**ТЕКСТ ДЛЯ ЧТЕНИЯ**.
┌──

Трактат о терпимости — страница 4 из 12

Второй вердикт суда противоречил первому – они освободили мать, брата, служанку и Лавэса. Один из советников дал понять судьям, что своим вторым решением они показали несправедливость приговора в отношении Жана Каласа и выдали себя. Ведь если во время так называемого убийства обвиняемые были вместе, то освобождение остальных служит неопровержимым доказательством того, что казненный отец был невиновен. И тогда судьи вынесли вердикт: изгнать Пьера Каласа. Это решение было таким же абсурдным, таким же непоследовательным, как и предыдущие приговоры. Пьер либо виновен, либо нет. В первом случае его, как и отца, следовало приговорить к колесованию. А если вины на нем нет, то и изгонять его не за что. Но судей напугало то впечатление, которое произвели колесование отца и его благочестие в момент смерти, и они, чтобы спасти свою репутацию, решили помиловать сына. Как будто это помилование не стало с их стороны очередным злоупотреблением власти! Они посчитали, что после той страшной несправедливости, которую суд уже совершил, безосновательное изгнание молодого человека, не имеющего ни поддержки, ни средств, не будет расцениваться как еще одно беззаконие.

«Каждый служитель закона, верующий в Бога и признающий право на религиозные убеждения, должен отличаться веротерпимостью: он должен понимать недопустимость того, чтобы человеку приходилось выбирать между смертью и вероотступничеством»

Судьи начали угрожать Пьеру, который был заключен в темницу, что его ждет та же участь, что и отца, если он не откажется от своей веры. Юноша рассказал об этом под присягой: «В тюрьме ко мне наведался монах-якобинец. Он пригрозил, что если я не отрекусь, то буду казнен так же, как отец. Клянусь в этом перед Богом, 23 июля 1762 г. Пьер Калас».

Покидая Тулузу, Пьер встретил аббата-проповедника, и тот вернул юношу в город. Пьера поместили в доминиканский монастырь, где он вынужден был выполнить все обряды и принять католичество. Религия была удовлетворена – это стало своеобразным актом мщения за католическую веру, а ценой была кровь отца.

└──

**ЗАДАНИЕ 1**. Продублируйте фрагмент отрывка о деле Каласа, начиная со слов «Судьи начали угрожать» и заканчивая словами «была кровь отца.».
**ЗАДАНИЕ 2**.
Ответьте по отрывку о деле Каласа на вопросы:
(а) Кого освободили судьи своим вторым вердиктом?
(б) Какое решение судьи вынесли в отношении Пьера Каласа?
(в) В какой монастырь поместили Пьера после возвращения в город?

**ДАННЫЕ**.
┌──

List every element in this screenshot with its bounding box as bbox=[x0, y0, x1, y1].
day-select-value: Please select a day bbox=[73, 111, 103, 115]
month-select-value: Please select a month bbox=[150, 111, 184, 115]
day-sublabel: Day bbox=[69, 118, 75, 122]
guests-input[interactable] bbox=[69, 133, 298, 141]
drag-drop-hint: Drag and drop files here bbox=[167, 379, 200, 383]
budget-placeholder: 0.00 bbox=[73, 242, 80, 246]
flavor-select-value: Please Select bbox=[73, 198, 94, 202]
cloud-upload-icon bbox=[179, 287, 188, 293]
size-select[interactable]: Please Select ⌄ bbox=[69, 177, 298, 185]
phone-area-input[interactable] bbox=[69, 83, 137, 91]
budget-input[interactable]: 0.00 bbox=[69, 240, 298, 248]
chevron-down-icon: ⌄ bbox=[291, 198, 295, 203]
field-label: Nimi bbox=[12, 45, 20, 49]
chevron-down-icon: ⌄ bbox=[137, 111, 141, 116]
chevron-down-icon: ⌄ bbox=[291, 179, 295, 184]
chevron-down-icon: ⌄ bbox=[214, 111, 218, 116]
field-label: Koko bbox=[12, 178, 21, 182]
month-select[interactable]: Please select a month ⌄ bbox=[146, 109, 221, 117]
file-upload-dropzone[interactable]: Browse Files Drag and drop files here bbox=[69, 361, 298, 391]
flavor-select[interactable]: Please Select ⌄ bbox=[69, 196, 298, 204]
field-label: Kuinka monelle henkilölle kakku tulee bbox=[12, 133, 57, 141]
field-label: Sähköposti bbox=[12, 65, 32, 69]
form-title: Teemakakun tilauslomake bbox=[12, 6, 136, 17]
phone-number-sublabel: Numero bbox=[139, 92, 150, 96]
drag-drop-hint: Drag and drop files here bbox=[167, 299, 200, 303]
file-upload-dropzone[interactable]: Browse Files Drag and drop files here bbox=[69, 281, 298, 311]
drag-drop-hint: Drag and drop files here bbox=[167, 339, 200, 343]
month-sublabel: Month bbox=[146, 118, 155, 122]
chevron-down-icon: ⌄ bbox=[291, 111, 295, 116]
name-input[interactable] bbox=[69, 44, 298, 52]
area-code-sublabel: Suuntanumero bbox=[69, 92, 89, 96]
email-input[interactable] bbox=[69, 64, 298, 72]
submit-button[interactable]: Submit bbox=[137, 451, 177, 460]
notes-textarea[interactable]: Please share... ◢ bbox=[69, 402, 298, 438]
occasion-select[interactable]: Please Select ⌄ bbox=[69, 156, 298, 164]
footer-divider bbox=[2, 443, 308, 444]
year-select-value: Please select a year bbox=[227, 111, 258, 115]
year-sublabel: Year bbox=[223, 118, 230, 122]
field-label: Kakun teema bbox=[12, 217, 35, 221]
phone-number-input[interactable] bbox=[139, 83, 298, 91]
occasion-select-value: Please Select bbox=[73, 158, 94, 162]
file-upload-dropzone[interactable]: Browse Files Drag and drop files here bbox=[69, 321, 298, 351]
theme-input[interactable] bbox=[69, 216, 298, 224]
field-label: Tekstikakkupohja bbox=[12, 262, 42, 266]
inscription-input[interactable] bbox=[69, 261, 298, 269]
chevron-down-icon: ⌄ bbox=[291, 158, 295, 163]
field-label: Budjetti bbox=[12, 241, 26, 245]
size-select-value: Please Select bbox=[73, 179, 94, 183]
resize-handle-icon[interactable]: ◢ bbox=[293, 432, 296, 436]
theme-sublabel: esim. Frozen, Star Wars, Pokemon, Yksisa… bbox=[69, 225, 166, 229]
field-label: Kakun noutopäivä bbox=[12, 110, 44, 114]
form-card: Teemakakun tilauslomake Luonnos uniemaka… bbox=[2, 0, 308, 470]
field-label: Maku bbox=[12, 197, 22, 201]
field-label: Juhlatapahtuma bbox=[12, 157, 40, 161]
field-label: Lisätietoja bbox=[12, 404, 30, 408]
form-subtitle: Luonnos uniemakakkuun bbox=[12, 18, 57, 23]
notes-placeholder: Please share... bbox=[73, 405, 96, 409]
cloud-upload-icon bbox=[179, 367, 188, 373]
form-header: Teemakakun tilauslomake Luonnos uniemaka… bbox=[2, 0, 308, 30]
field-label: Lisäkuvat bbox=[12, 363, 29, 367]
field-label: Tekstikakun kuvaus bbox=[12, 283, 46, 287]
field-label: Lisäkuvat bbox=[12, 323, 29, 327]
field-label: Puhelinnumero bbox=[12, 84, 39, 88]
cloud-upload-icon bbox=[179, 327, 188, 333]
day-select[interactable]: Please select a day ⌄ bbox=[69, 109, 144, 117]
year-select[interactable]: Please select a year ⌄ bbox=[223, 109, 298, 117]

└──

**ОТВЕТ 1**.
Судьи начали угрожать Пьеру, который был заключен в темницу, что его ждет та же участь, что и отца, если он не откажется от своей веры. Юноша рассказал об этом под присягой: «В тюрьме ко мне наведался монах-якобинец. Он пригрозил, что если я не отрекусь, то буду казнен так же, как отец. Клянусь в этом перед Богом, 23 июля 1762 г. Пьер Калас».

Покидая Тулузу, Пьер встретил аббата-проповедника, и тот вернул юношу в город. Пьера поместили в доминиканский монастырь, где он вынужден был выполнить все обряды и принять католичество. Религия была удовлетворена – это стало своеобразным актом мщения за католическую веру, а ценой была кровь отца.

**ОТВЕТ 2**.
(а) Вторым вердиктом судьи освободили мать, брата, служанку и Лавэса.
(б) Судьи решили изгнать Пьера Каласа.
(в) Пьера поместили в доминиканский монастырь.